-- DIRECTIVE --
Gather every line that includes the word "panel", please.

== EXERCISE INPUT

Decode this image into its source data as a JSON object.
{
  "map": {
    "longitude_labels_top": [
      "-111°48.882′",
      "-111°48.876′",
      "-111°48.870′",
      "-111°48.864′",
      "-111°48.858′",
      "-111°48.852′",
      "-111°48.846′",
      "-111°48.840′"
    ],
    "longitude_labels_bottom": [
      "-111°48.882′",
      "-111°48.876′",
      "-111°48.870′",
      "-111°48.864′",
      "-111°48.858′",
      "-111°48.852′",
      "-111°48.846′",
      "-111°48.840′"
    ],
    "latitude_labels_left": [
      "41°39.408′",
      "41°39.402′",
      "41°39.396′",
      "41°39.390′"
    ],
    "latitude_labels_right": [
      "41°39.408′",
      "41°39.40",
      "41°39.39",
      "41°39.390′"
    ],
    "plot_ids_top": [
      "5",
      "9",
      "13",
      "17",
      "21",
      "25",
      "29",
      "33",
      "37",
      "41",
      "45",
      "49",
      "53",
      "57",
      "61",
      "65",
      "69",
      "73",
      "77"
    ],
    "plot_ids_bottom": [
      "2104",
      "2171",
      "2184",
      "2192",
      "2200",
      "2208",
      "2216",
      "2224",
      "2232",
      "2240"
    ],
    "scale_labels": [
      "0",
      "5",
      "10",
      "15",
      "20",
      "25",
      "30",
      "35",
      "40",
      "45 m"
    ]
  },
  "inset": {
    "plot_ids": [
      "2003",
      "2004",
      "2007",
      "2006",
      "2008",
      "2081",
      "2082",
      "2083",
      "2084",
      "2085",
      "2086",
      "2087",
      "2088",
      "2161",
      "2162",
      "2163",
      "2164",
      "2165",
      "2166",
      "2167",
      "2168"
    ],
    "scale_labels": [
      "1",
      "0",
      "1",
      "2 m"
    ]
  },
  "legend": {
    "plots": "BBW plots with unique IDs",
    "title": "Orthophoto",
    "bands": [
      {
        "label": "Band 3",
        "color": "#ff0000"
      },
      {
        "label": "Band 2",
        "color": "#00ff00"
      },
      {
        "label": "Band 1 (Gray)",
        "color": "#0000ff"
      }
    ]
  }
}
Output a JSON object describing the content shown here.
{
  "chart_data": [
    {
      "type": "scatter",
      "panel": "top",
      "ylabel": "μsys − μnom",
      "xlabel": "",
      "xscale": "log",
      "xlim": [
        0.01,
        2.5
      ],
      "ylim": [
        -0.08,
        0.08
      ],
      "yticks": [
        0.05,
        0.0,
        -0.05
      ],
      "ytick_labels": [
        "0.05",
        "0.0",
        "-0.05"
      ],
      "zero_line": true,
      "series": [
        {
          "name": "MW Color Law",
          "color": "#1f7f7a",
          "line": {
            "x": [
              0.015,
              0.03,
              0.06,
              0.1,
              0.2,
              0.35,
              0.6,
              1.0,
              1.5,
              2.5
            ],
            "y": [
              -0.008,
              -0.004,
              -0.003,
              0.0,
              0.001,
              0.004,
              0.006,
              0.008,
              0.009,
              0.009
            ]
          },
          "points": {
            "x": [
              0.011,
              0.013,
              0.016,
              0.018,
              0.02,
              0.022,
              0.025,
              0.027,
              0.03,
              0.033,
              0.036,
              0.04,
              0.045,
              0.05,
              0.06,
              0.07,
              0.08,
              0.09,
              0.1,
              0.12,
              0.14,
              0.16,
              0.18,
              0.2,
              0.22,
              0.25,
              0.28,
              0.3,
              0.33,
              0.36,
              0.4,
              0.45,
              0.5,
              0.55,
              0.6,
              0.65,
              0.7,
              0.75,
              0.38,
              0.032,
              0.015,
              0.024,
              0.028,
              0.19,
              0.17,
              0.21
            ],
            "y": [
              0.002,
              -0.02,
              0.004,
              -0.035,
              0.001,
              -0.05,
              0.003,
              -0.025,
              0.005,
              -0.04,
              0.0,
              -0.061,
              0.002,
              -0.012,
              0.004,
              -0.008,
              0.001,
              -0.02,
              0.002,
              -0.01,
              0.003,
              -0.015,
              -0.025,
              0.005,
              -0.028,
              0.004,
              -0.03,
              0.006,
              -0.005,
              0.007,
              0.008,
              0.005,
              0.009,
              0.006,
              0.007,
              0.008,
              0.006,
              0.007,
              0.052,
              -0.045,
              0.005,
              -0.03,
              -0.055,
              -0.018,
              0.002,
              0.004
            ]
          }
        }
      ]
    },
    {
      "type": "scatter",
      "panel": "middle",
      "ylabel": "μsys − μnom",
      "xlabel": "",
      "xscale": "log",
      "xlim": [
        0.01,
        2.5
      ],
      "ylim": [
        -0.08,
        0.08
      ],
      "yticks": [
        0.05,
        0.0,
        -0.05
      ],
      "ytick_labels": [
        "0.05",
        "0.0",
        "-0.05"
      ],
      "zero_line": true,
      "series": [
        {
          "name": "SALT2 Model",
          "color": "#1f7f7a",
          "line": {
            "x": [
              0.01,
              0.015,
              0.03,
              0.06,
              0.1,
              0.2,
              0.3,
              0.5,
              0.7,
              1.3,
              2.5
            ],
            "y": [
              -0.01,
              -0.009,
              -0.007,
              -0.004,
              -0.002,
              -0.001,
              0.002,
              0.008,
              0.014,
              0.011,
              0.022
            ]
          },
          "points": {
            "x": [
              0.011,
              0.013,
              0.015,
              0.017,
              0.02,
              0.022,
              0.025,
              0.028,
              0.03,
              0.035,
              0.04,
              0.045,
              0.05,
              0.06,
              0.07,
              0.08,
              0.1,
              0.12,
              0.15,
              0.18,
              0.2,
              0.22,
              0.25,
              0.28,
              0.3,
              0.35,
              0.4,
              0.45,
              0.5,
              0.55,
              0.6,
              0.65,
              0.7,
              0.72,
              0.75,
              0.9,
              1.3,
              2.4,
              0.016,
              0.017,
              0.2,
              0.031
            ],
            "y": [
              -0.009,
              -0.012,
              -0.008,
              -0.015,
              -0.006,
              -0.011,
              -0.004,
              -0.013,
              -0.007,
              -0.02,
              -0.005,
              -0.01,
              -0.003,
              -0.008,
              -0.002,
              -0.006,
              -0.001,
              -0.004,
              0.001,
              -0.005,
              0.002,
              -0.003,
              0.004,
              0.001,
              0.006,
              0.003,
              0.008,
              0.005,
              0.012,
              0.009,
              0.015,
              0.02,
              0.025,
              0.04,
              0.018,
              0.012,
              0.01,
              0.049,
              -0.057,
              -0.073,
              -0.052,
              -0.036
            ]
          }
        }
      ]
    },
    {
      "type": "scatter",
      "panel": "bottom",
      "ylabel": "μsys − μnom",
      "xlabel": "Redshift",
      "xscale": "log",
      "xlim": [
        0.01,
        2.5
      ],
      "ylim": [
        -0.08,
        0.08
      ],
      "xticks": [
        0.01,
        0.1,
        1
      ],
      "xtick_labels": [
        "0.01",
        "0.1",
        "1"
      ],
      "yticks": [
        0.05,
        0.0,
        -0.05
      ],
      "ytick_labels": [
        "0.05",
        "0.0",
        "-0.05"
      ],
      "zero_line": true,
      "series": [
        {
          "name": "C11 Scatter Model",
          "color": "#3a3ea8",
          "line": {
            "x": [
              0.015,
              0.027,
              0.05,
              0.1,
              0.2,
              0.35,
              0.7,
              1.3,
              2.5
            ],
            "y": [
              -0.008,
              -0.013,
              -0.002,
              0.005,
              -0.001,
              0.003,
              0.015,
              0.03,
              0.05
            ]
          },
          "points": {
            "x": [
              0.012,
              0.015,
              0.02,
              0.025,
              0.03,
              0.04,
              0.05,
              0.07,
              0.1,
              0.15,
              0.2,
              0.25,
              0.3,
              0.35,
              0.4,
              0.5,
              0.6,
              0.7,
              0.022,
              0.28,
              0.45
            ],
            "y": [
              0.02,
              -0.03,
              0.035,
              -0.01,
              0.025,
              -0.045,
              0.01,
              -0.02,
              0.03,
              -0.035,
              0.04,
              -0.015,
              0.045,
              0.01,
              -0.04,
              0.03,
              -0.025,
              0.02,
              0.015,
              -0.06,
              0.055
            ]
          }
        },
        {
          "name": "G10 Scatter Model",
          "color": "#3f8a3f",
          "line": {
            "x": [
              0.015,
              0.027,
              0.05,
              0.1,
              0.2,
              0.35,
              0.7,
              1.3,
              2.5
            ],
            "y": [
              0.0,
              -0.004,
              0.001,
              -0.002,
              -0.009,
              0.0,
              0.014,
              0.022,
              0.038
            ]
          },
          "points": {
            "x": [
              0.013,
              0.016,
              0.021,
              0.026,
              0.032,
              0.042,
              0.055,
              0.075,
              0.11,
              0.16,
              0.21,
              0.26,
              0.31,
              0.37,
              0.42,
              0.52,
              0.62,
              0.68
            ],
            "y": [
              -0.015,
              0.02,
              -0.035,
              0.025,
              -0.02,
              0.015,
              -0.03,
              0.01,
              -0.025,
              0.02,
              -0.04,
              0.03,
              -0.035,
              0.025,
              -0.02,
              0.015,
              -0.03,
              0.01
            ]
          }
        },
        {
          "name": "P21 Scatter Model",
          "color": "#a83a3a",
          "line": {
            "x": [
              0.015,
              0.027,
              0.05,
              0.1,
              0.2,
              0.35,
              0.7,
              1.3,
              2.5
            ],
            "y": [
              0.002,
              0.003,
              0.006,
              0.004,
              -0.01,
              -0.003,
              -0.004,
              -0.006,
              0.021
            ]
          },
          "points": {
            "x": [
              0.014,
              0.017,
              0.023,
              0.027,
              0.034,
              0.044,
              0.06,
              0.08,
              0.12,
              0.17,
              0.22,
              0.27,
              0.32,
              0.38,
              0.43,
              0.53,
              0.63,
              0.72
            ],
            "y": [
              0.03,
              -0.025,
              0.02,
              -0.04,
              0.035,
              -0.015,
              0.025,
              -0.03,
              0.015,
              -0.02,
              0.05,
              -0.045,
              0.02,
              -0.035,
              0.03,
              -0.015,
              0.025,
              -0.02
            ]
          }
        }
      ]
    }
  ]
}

====

-- SOLUTION TO THIS PROBLEM --
      "panel": "top",
      "panel": "middle",
      "panel": "bottom",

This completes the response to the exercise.